Task statement:
Locate each line of the material that contains "name", then return it.

>>>>>

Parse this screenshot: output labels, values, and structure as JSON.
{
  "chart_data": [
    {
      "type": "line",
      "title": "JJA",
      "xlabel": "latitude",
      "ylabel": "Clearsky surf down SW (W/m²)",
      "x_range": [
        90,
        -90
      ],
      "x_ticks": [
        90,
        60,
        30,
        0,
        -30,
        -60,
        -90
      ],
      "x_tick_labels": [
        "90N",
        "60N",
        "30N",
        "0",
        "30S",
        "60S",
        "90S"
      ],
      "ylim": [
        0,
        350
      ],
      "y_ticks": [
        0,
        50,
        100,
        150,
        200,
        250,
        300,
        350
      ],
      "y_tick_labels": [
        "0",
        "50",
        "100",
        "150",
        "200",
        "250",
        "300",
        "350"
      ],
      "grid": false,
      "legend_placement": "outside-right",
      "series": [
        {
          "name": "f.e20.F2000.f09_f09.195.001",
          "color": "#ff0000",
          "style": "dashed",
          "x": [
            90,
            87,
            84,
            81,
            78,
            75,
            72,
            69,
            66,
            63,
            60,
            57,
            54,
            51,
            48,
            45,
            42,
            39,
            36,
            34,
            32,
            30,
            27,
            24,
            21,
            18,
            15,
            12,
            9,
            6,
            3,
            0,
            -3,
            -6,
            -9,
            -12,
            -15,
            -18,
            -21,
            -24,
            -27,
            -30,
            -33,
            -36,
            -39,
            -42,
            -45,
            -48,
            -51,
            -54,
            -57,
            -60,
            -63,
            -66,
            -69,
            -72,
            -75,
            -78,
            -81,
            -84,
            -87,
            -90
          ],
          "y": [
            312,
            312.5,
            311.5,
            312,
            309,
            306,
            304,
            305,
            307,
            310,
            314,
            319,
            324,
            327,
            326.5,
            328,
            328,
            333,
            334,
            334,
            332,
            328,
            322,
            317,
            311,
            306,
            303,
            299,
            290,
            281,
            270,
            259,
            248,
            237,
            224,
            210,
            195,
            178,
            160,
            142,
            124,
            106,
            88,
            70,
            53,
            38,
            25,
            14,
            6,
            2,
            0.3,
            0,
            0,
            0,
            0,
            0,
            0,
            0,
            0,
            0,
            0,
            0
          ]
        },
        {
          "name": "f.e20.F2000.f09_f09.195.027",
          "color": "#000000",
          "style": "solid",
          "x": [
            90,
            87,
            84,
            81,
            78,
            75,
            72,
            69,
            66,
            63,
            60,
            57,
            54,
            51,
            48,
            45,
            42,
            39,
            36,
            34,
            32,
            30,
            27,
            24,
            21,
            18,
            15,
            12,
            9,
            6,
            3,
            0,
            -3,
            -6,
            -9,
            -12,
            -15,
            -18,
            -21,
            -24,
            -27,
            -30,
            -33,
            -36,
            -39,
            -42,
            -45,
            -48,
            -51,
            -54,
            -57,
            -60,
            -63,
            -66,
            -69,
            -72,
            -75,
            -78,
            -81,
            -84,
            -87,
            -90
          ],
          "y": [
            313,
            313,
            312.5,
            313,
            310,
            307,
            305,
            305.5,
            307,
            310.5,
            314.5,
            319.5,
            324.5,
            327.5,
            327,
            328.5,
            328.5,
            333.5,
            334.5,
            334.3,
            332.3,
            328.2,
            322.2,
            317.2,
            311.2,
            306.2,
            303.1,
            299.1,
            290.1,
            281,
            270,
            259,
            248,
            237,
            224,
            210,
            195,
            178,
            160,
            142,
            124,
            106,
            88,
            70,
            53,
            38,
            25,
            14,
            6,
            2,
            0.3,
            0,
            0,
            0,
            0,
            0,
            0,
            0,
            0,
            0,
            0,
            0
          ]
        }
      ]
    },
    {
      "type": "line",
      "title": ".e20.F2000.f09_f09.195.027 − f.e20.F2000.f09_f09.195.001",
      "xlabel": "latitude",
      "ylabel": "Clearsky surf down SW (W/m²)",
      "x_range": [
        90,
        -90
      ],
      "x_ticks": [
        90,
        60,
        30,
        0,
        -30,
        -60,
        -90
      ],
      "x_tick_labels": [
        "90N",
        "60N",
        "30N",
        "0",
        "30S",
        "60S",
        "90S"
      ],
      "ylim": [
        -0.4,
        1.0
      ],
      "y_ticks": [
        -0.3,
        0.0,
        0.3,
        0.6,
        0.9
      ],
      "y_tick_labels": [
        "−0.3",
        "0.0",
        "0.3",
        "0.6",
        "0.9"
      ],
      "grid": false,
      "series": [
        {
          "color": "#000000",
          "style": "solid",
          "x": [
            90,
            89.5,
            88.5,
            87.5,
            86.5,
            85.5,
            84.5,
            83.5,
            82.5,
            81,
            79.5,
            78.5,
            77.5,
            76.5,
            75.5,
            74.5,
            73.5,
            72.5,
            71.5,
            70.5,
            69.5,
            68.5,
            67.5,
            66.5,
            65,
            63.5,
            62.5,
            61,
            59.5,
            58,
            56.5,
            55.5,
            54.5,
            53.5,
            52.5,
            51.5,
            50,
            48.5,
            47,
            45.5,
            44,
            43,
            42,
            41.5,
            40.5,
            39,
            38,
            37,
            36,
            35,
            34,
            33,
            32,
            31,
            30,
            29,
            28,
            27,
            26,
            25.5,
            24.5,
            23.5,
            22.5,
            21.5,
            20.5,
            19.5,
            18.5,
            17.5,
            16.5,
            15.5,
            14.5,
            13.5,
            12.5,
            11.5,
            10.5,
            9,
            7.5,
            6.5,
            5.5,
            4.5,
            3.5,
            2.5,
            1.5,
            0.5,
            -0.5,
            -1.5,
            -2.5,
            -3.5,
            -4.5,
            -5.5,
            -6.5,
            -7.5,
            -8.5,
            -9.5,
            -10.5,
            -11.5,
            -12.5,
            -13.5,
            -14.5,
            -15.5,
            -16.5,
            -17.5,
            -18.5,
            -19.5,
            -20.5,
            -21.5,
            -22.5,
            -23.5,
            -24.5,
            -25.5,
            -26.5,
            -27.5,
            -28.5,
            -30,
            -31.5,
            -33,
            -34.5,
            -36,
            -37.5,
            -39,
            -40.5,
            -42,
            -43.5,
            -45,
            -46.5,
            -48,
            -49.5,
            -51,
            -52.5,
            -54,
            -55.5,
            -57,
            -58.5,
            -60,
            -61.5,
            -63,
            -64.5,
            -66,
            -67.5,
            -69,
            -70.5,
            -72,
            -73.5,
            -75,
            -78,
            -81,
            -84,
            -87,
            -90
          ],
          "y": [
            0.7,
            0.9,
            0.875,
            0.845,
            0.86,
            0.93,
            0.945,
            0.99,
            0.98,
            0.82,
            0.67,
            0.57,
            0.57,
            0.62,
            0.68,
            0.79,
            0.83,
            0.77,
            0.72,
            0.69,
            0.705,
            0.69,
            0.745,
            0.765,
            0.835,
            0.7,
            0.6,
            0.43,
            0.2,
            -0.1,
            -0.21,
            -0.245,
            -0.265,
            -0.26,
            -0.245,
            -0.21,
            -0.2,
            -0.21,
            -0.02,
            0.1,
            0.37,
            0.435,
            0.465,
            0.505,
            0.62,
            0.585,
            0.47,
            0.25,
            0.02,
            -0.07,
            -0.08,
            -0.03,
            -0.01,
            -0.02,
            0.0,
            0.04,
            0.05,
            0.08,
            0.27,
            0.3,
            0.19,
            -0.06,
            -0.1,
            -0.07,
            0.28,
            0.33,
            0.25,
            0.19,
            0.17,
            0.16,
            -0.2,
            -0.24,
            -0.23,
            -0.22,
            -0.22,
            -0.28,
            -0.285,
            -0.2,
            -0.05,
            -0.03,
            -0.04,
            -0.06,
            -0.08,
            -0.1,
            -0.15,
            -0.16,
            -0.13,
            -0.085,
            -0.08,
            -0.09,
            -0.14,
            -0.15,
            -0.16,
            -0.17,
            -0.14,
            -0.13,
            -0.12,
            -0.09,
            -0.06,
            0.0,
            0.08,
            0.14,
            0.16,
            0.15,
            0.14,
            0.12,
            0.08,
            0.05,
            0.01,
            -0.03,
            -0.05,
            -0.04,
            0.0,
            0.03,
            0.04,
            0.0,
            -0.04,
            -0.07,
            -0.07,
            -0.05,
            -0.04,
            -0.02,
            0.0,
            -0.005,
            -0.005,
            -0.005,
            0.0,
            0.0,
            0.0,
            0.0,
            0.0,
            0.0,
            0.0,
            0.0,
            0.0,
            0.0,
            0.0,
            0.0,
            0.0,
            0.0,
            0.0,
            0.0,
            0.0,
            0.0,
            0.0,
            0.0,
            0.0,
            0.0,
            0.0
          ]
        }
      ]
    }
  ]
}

<<<<<

Answer:
          "name": "f.e20.F2000.f09_f09.195.001",
          "name": "f.e20.F2000.f09_f09.195.027",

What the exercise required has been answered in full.